> Written problem
Which lines of the records contain the string "close"? Gather every one of them and copy each line in full.

> Data for this task

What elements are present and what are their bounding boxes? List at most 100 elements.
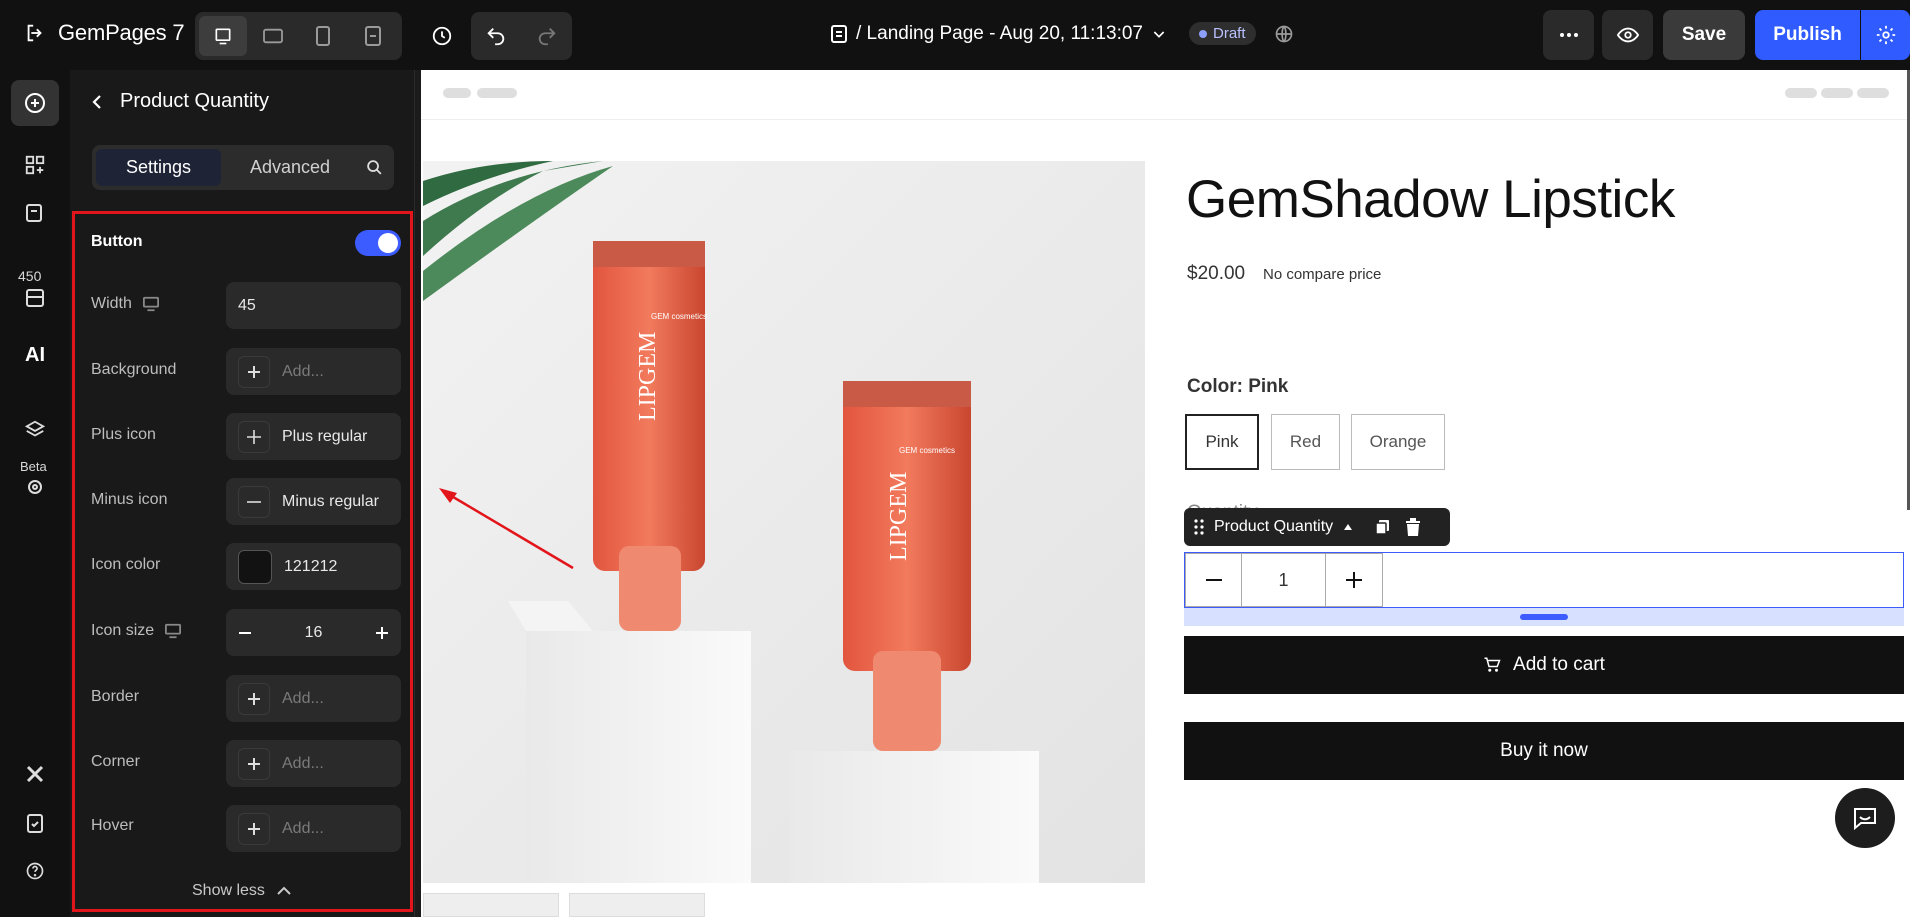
page-title[interactable]: / Landing Page - Aug 20, 11:13:07 Draft xyxy=(830,22,1294,45)
more-button[interactable] xyxy=(1543,10,1594,60)
product-thumbnail[interactable] xyxy=(423,893,559,917)
product-thumbnail[interactable] xyxy=(569,893,705,917)
color-swatch[interactable] xyxy=(238,549,272,584)
variant-pink[interactable]: Pink xyxy=(1185,414,1259,470)
sections-button[interactable] xyxy=(11,142,59,188)
help-button[interactable] xyxy=(11,848,59,894)
minus-icon-picker[interactable]: Minus regular xyxy=(226,478,401,525)
redo-icon[interactable] xyxy=(536,25,558,47)
product-title: GemShadow Lipstick xyxy=(1186,170,1675,229)
color-label: Color: Pink xyxy=(1187,376,1289,397)
tab-advanced[interactable]: Advanced xyxy=(221,149,359,186)
desktop-icon[interactable] xyxy=(142,296,160,312)
trash-icon[interactable] xyxy=(1405,518,1421,536)
layout-icon xyxy=(24,154,46,176)
caret-up-icon[interactable] xyxy=(1343,523,1353,531)
tablet-landscape-device-button[interactable] xyxy=(249,16,297,56)
drag-handle-icon[interactable] xyxy=(1194,519,1204,535)
desktop-icon xyxy=(213,26,233,46)
history-button[interactable] xyxy=(420,14,464,58)
pin-settings-icon xyxy=(25,478,45,500)
pages-icon xyxy=(25,202,45,224)
plus-icon xyxy=(238,812,270,845)
width-input[interactable]: 45 xyxy=(226,282,401,329)
icon-size-label-text: Icon size xyxy=(91,622,155,639)
background-add-field[interactable]: Add... xyxy=(226,348,401,395)
plus-icon xyxy=(238,420,270,453)
quantity-input[interactable]: 1 xyxy=(1241,553,1326,607)
button-toggle[interactable] xyxy=(355,230,401,256)
product-price: $20.00 xyxy=(1187,263,1246,284)
quantity-selector: 1 xyxy=(1184,552,1904,608)
layers-button[interactable] xyxy=(11,407,59,453)
preview-button[interactable] xyxy=(1602,10,1653,60)
add-to-cart-button[interactable]: Add to cart xyxy=(1184,636,1904,694)
border-add-field[interactable]: Add... xyxy=(226,675,401,722)
custom-device-button[interactable] xyxy=(349,16,397,56)
tab-settings[interactable]: Settings xyxy=(96,149,221,186)
library-button[interactable] xyxy=(11,275,59,321)
panel-search-button[interactable] xyxy=(359,149,389,186)
app-logo[interactable]: GemPages 7 xyxy=(24,20,185,46)
icon-color-value: 121212 xyxy=(284,557,338,575)
desktop-icon[interactable] xyxy=(164,623,182,639)
header-placeholder xyxy=(421,70,1910,120)
minus-icon[interactable] xyxy=(238,626,252,640)
width-value: 45 xyxy=(238,296,256,314)
status-text: Draft xyxy=(1213,25,1246,42)
cart-icon xyxy=(1483,656,1501,674)
back-icon[interactable] xyxy=(90,94,104,110)
location-button[interactable] xyxy=(11,466,59,512)
skeleton-bar xyxy=(1785,88,1817,98)
x-apps-button[interactable] xyxy=(11,751,59,797)
chevron-down-icon[interactable] xyxy=(1151,26,1167,42)
quantity-plus-button[interactable] xyxy=(1325,553,1383,607)
exit-icon[interactable] xyxy=(24,22,46,44)
history-icon xyxy=(431,25,453,47)
corner-add-field[interactable]: Add... xyxy=(226,740,401,787)
plus-icon-picker[interactable]: Plus regular xyxy=(226,413,401,460)
show-less-label: Show less xyxy=(192,882,265,899)
save-button[interactable]: Save xyxy=(1663,10,1745,60)
page-icon xyxy=(830,24,848,44)
skeleton-bar xyxy=(1857,88,1889,98)
undo-icon[interactable] xyxy=(485,25,507,47)
skeleton-bar xyxy=(477,88,517,98)
duplicate-icon[interactable] xyxy=(1375,519,1391,535)
globe-icon[interactable] xyxy=(1274,24,1294,44)
plus-icon[interactable] xyxy=(375,626,389,640)
buy-now-button[interactable]: Buy it now xyxy=(1184,722,1904,780)
editor-canvas: LIPGEM LIPGEM GEM cosmetics GEM cosmetic… xyxy=(421,70,1910,917)
quantity-minus-button[interactable] xyxy=(1185,553,1242,607)
plus-icon-label: Plus icon xyxy=(91,426,156,443)
checklist-button[interactable] xyxy=(11,800,59,846)
pages-button[interactable] xyxy=(11,190,59,236)
ai-button[interactable]: AI xyxy=(11,332,59,378)
chat-launcher[interactable] xyxy=(1835,788,1895,848)
icon-size-stepper[interactable]: 16 xyxy=(226,609,401,656)
resize-handle-bar[interactable] xyxy=(1520,614,1568,620)
mobile-device-button[interactable] xyxy=(299,16,347,56)
variant-orange[interactable]: Orange xyxy=(1351,414,1445,470)
chevron-up-icon xyxy=(277,886,291,896)
variant-red[interactable]: Red xyxy=(1271,414,1340,470)
add-to-cart-label: Add to cart xyxy=(1513,654,1605,675)
add-element-button[interactable] xyxy=(11,80,59,126)
publish-button[interactable]: Publish xyxy=(1755,10,1860,60)
desktop-device-button[interactable] xyxy=(199,16,247,56)
element-tag-label: Product Quantity xyxy=(1214,518,1334,535)
left-rail: 450 AI Beta xyxy=(0,70,70,917)
panel-tabs: Settings Advanced xyxy=(92,145,394,190)
product-image[interactable]: LIPGEM LIPGEM GEM cosmetics GEM cosmetic… xyxy=(423,161,1145,883)
element-toolbar[interactable]: Product Quantity xyxy=(1184,508,1450,546)
background-label: Background xyxy=(91,361,177,378)
icon-color-picker[interactable]: 121212 xyxy=(226,543,401,590)
chat-icon xyxy=(1852,806,1878,830)
page-settings-button[interactable] xyxy=(1861,10,1910,60)
corner-label: Corner xyxy=(91,753,140,770)
resize-handle[interactable] xyxy=(1184,608,1904,626)
icon-color-label: Icon color xyxy=(91,556,161,573)
plus-icon-value: Plus regular xyxy=(282,427,368,445)
show-less-button[interactable]: Show less xyxy=(192,882,291,900)
hover-add-field[interactable]: Add... xyxy=(226,805,401,852)
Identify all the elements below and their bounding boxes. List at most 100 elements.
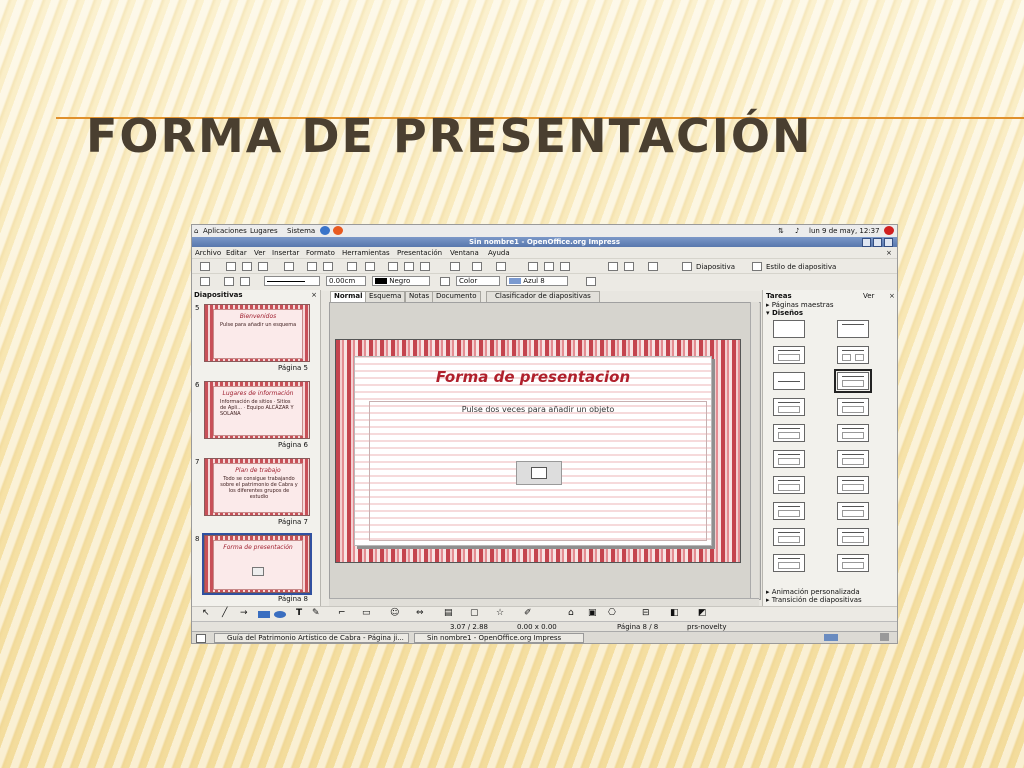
arrange-icon[interactable]: ◧ xyxy=(670,609,679,618)
line-color-select[interactable]: Negro xyxy=(372,276,430,286)
maximize-icon[interactable] xyxy=(873,238,882,247)
vertical-scrollbar[interactable] xyxy=(750,302,759,598)
export-pdf-icon[interactable] xyxy=(307,262,317,271)
slide-design-icon[interactable] xyxy=(752,262,762,271)
image-icon[interactable] xyxy=(560,262,570,271)
table-icon[interactable] xyxy=(544,262,554,271)
layout-title-clipart[interactable] xyxy=(773,450,805,468)
menu-ver[interactable]: Ver xyxy=(254,249,265,257)
volume-icon[interactable]: ♪ xyxy=(795,227,799,235)
menu-aplicaciones[interactable]: Aplicaciones xyxy=(203,227,247,235)
menu-lugares[interactable]: Lugares xyxy=(250,227,278,235)
points-icon[interactable] xyxy=(200,277,210,286)
slide-canvas[interactable]: Forma de presentacion Pulse dos veces pa… xyxy=(335,339,741,563)
arrow-style-icon[interactable] xyxy=(240,277,250,286)
layout-title-clipart-text[interactable] xyxy=(773,424,805,442)
layout-vertical-title-clipart[interactable] xyxy=(837,554,869,572)
area-color-select[interactable]: Azul 8 xyxy=(506,276,568,286)
layout-title-objects[interactable] xyxy=(773,502,805,520)
menu-ayuda[interactable]: Ayuda xyxy=(488,249,510,257)
slide-design-button[interactable]: Estilo de diapositiva xyxy=(766,263,836,271)
gallery-icon[interactable]: ▣ xyxy=(588,609,597,618)
object-placeholder[interactable]: Pulse dos veces para añadir un objeto xyxy=(369,401,707,541)
tasks-view-menu[interactable]: Ver xyxy=(863,292,874,300)
menu-archivo[interactable]: Archivo xyxy=(195,249,221,257)
chart-icon[interactable] xyxy=(528,262,538,271)
edit-file-icon[interactable] xyxy=(284,262,294,271)
paste-icon[interactable] xyxy=(420,262,430,271)
copy-icon[interactable] xyxy=(404,262,414,271)
menu-editar[interactable]: Editar xyxy=(226,249,247,257)
block-arrows-icon[interactable]: ⇔ xyxy=(416,609,424,618)
mail-icon[interactable] xyxy=(333,226,343,235)
menu-insertar[interactable]: Insertar xyxy=(272,249,299,257)
help-icon[interactable] xyxy=(648,262,658,271)
zoom-icon[interactable] xyxy=(624,262,634,271)
callouts-icon[interactable]: ▢ xyxy=(470,609,479,618)
basic-shapes-icon[interactable]: ▭ xyxy=(362,609,371,618)
slide-thumbnail[interactable]: Lugares de información Información de sit… xyxy=(204,381,310,439)
layout-vertical-title[interactable] xyxy=(773,554,805,572)
menu-presentacion[interactable]: Presentación xyxy=(397,249,442,257)
undo-icon[interactable] xyxy=(472,262,482,271)
extrusion-icon[interactable]: ◩ xyxy=(698,609,707,618)
ellipse-icon[interactable] xyxy=(274,611,286,618)
trash-icon[interactable] xyxy=(880,633,889,641)
line-style-select[interactable] xyxy=(264,276,320,286)
slide-thumbnail[interactable]: Bienvenidos Pulse para añadir un esquema xyxy=(204,304,310,362)
minimize-icon[interactable] xyxy=(862,238,871,247)
layout-title-text-object[interactable] xyxy=(773,476,805,494)
shadow-icon[interactable] xyxy=(586,277,596,286)
new-icon[interactable] xyxy=(200,262,210,271)
show-desktop-icon[interactable] xyxy=(196,634,206,643)
navigator-icon[interactable] xyxy=(608,262,618,271)
fontwork-icon[interactable]: ⎔ xyxy=(608,609,616,618)
open-icon[interactable] xyxy=(226,262,236,271)
menu-ventana[interactable]: Ventana xyxy=(450,249,479,257)
redo-icon[interactable] xyxy=(496,262,506,271)
layout-blank[interactable] xyxy=(773,320,805,338)
print-icon[interactable] xyxy=(323,262,333,271)
layout-title-object-text[interactable] xyxy=(837,476,869,494)
layout-title-vertical-text[interactable] xyxy=(837,528,869,546)
cut-icon[interactable] xyxy=(388,262,398,271)
layout-title-only[interactable] xyxy=(837,320,869,338)
menu-sistema[interactable]: Sistema xyxy=(287,227,315,235)
arrow-line-icon[interactable]: → xyxy=(240,609,248,618)
email-icon[interactable] xyxy=(258,262,268,271)
align-icon[interactable]: ⊟ xyxy=(642,609,650,618)
symbol-shapes-icon[interactable]: ☺ xyxy=(390,609,399,618)
layout-title-two-content[interactable] xyxy=(837,346,869,364)
from-file-icon[interactable]: ⌂ xyxy=(568,609,574,618)
slide-title-placeholder[interactable]: Forma de presentacion xyxy=(355,368,711,386)
section-master-pages[interactable]: ▸ Páginas maestras xyxy=(766,301,834,309)
slide-thumbnail[interactable]: Plan de trabajo Todo se consigue trabajan… xyxy=(204,458,310,516)
section-slide-transition[interactable]: ▸ Transición de diapositivas xyxy=(766,596,862,604)
layout-title-table[interactable] xyxy=(837,398,869,416)
select-icon[interactable]: ↖ xyxy=(202,609,210,618)
edit-points-icon[interactable]: ✐ xyxy=(524,609,532,618)
layout-title-chart-text[interactable] xyxy=(837,450,869,468)
slide-thumbnail-selected[interactable]: Forma de presentación xyxy=(202,533,312,595)
web-browser-icon[interactable] xyxy=(320,226,330,235)
line-icon[interactable]: ╱ xyxy=(222,609,227,618)
close-tasks-icon[interactable]: × xyxy=(889,292,895,300)
power-icon[interactable] xyxy=(884,226,894,235)
close-document-icon[interactable]: × xyxy=(886,249,892,257)
slide-button[interactable]: Diapositiva xyxy=(696,263,735,271)
taskbar-item-browser[interactable]: Guía del Patrimonio Artístico de Cabra -… xyxy=(214,633,409,643)
layout-title-four-objects[interactable] xyxy=(773,528,805,546)
flowchart-icon[interactable]: ▤ xyxy=(444,609,453,618)
workspace-switcher-icon[interactable] xyxy=(824,634,838,641)
layout-title-two-objects[interactable] xyxy=(837,502,869,520)
taskbar-item-impress[interactable]: Sin nombre1 - OpenOffice.org Impress xyxy=(414,633,584,643)
section-custom-animation[interactable]: ▸ Animación personalizada xyxy=(766,588,860,596)
autospell-icon[interactable] xyxy=(365,262,375,271)
layout-title-content[interactable] xyxy=(773,346,805,364)
rectangle-icon[interactable] xyxy=(258,611,270,618)
line-width-field[interactable]: 0.00cm xyxy=(326,276,366,286)
format-paintbrush-icon[interactable] xyxy=(450,262,460,271)
lock-icon[interactable] xyxy=(224,277,234,286)
close-panel-icon[interactable]: × xyxy=(311,291,317,299)
stars-icon[interactable]: ☆ xyxy=(496,609,504,618)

> Exercise answer
close-tasks-icon[interactable]: × xyxy=(889,292,895,300)
close-document-icon[interactable]: × xyxy=(886,249,892,257)
close-panel-icon[interactable]: × xyxy=(311,291,317,299)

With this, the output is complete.